(Stored entries)

+ + + + +

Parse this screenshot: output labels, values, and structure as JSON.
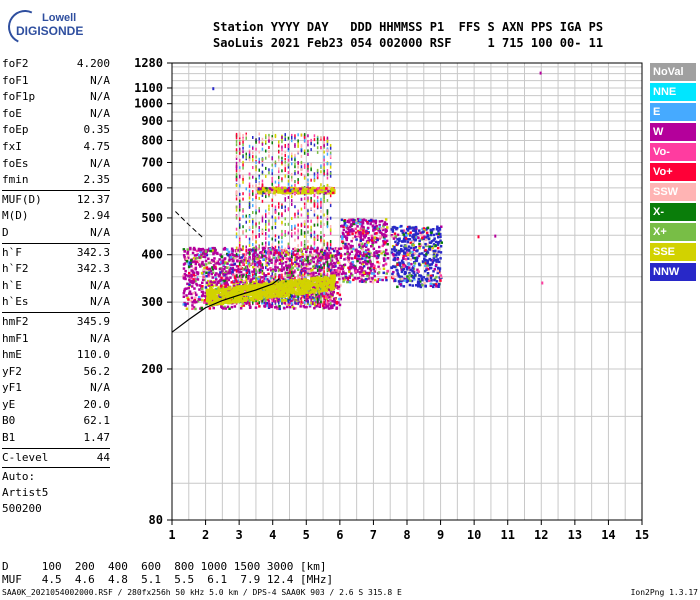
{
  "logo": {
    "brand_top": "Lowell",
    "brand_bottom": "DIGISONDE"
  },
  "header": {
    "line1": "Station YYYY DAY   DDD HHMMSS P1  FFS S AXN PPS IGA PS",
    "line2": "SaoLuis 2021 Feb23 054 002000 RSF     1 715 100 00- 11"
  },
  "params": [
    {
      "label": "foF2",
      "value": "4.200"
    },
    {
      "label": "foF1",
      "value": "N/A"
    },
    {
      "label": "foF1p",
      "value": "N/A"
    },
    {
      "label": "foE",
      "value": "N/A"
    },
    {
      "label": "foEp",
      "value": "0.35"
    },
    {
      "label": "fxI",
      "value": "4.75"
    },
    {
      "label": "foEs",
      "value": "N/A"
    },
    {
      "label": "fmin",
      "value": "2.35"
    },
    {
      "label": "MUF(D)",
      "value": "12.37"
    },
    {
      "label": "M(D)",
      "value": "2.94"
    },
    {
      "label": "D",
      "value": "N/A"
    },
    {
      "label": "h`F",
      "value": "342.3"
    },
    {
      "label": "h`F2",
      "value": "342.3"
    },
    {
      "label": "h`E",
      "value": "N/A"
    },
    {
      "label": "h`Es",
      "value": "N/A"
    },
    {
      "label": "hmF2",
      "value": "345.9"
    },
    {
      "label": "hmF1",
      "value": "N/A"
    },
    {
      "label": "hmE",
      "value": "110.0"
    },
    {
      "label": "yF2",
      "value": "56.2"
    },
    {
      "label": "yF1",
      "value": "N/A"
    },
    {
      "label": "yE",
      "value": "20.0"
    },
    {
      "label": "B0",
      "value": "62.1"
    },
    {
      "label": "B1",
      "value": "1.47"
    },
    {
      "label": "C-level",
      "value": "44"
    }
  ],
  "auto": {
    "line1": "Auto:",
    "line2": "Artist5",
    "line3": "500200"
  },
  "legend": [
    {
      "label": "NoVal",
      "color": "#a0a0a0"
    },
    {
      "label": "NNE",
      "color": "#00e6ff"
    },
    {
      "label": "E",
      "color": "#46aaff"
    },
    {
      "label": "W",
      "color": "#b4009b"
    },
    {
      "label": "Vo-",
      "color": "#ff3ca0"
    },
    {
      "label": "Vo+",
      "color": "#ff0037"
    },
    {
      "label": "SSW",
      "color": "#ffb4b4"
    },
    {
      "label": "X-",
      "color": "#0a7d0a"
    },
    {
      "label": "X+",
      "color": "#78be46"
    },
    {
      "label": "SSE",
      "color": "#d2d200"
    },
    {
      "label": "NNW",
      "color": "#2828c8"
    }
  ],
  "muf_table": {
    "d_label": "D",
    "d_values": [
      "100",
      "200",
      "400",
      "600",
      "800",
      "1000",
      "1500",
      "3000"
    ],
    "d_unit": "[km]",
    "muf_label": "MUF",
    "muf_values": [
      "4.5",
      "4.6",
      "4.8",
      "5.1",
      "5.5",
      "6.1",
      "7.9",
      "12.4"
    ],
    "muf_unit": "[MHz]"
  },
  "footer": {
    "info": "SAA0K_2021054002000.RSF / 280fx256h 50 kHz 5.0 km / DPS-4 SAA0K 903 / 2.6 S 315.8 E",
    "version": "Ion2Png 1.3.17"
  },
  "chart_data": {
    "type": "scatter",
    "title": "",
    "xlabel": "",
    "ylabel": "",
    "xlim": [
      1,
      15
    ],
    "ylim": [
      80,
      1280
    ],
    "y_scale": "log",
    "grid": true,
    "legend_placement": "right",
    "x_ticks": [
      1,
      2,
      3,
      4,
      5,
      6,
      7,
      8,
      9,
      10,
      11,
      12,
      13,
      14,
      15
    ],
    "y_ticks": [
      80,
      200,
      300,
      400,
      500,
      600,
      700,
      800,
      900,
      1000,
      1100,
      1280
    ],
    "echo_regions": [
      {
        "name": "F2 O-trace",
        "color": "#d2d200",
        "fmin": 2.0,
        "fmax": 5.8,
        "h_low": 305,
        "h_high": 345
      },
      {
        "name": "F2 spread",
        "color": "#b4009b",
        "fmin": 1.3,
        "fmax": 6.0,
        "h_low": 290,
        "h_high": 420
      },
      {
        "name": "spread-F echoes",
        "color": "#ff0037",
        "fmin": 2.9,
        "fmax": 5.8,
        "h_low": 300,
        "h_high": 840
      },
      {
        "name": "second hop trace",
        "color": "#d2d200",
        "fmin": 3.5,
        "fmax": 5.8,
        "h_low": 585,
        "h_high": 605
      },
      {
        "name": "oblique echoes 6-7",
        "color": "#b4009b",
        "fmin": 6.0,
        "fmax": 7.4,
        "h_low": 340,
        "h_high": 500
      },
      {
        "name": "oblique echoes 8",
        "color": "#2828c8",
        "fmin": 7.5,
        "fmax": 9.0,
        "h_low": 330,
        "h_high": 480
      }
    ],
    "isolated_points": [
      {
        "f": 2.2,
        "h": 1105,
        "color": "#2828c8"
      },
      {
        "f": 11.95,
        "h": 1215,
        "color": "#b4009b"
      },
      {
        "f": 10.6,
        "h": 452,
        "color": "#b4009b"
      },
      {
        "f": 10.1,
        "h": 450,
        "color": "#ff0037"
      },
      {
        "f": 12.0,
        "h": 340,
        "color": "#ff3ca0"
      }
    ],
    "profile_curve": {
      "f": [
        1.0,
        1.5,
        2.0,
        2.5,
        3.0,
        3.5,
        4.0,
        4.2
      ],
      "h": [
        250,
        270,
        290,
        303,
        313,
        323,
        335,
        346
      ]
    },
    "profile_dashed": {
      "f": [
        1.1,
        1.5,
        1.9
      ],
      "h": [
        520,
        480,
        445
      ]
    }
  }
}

+ + + + +

> **Task to complete**: Tally the lines above that contain the word "name", and reply with only the number.

> **The solution**: 6